> _Some records_:
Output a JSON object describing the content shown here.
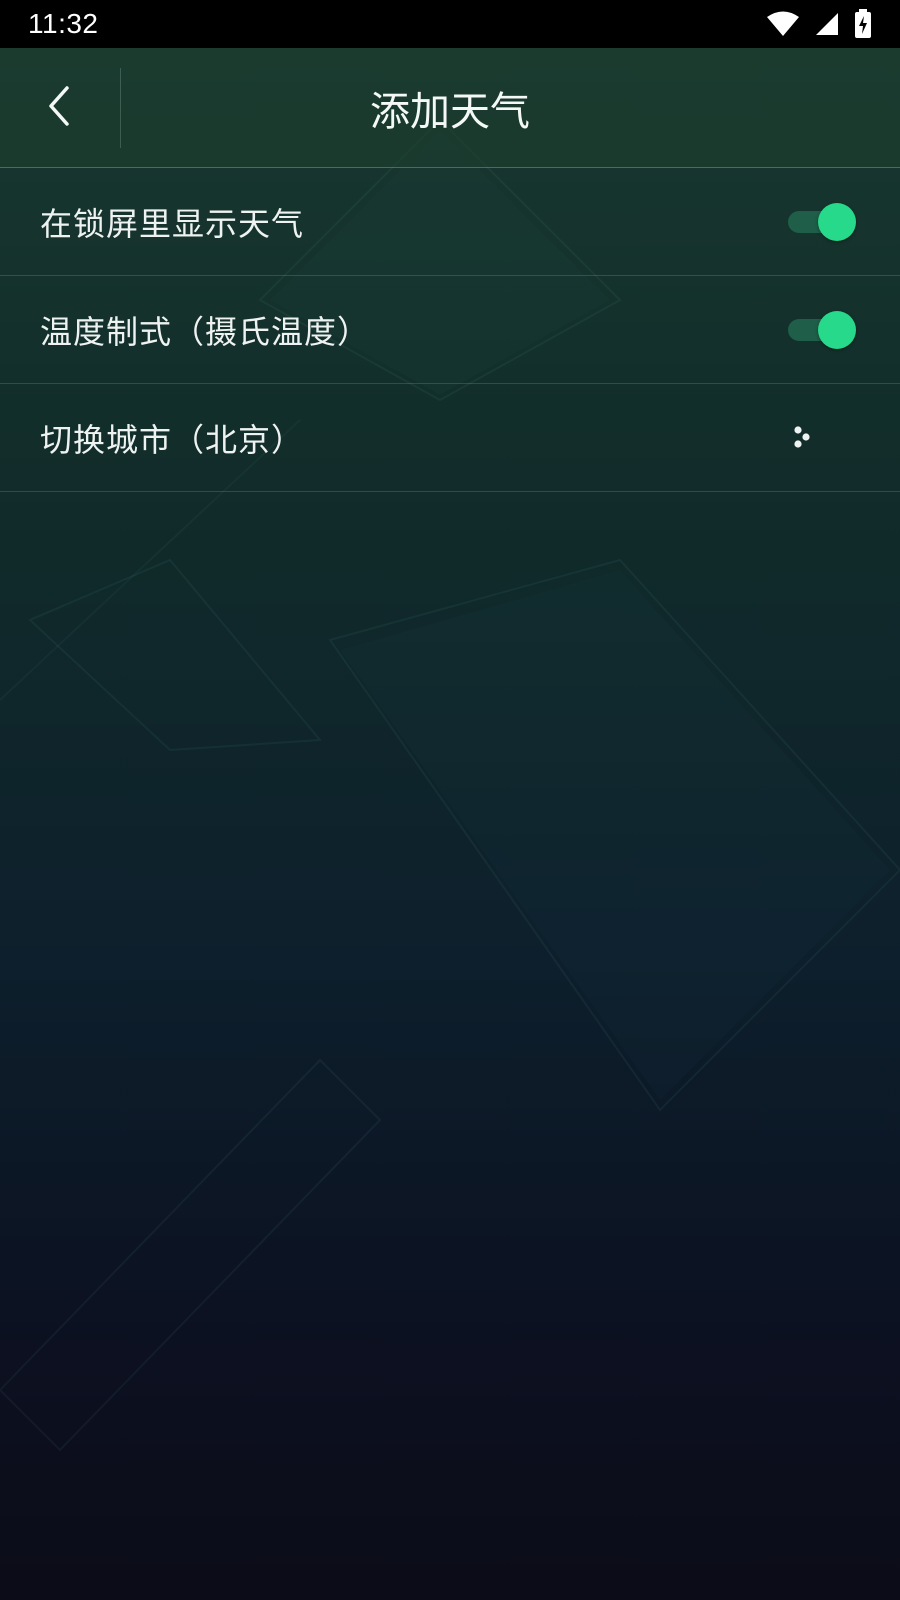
{
  "status_bar": {
    "time": "11:32",
    "icons": [
      "wifi-icon",
      "cellular-signal-icon",
      "battery-charging-icon"
    ]
  },
  "header": {
    "title": "添加天气",
    "back_icon": "chevron-left-icon"
  },
  "settings": [
    {
      "label": "在锁屏里显示天气",
      "control": "toggle",
      "on": true
    },
    {
      "label": "温度制式（摄氏温度）",
      "control": "toggle",
      "on": true
    },
    {
      "label": "切换城市（北京）",
      "control": "menu",
      "icon": "dots-icon"
    }
  ],
  "colors": {
    "accent": "#27d98a",
    "toggle_track": "#1f5e48",
    "background_top": "#1a3a30",
    "background_bottom": "#0c0c18"
  }
}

> _What is needed_: Are you able to set down all the lines above exactly, without any pictures?

> _Solution to this task_:
Output a JSON object describing the content shown here.
{
  "status_bar": {
    "time": "11:32",
    "icons": [
      "wifi-icon",
      "cellular-signal-icon",
      "battery-charging-icon"
    ]
  },
  "header": {
    "title": "添加天气",
    "back_icon": "chevron-left-icon"
  },
  "settings": [
    {
      "label": "在锁屏里显示天气",
      "control": "toggle",
      "on": true
    },
    {
      "label": "温度制式（摄氏温度）",
      "control": "toggle",
      "on": true
    },
    {
      "label": "切换城市（北京）",
      "control": "menu",
      "icon": "dots-icon"
    }
  ],
  "colors": {
    "accent": "#27d98a",
    "toggle_track": "#1f5e48",
    "background_top": "#1a3a30",
    "background_bottom": "#0c0c18"
  }
}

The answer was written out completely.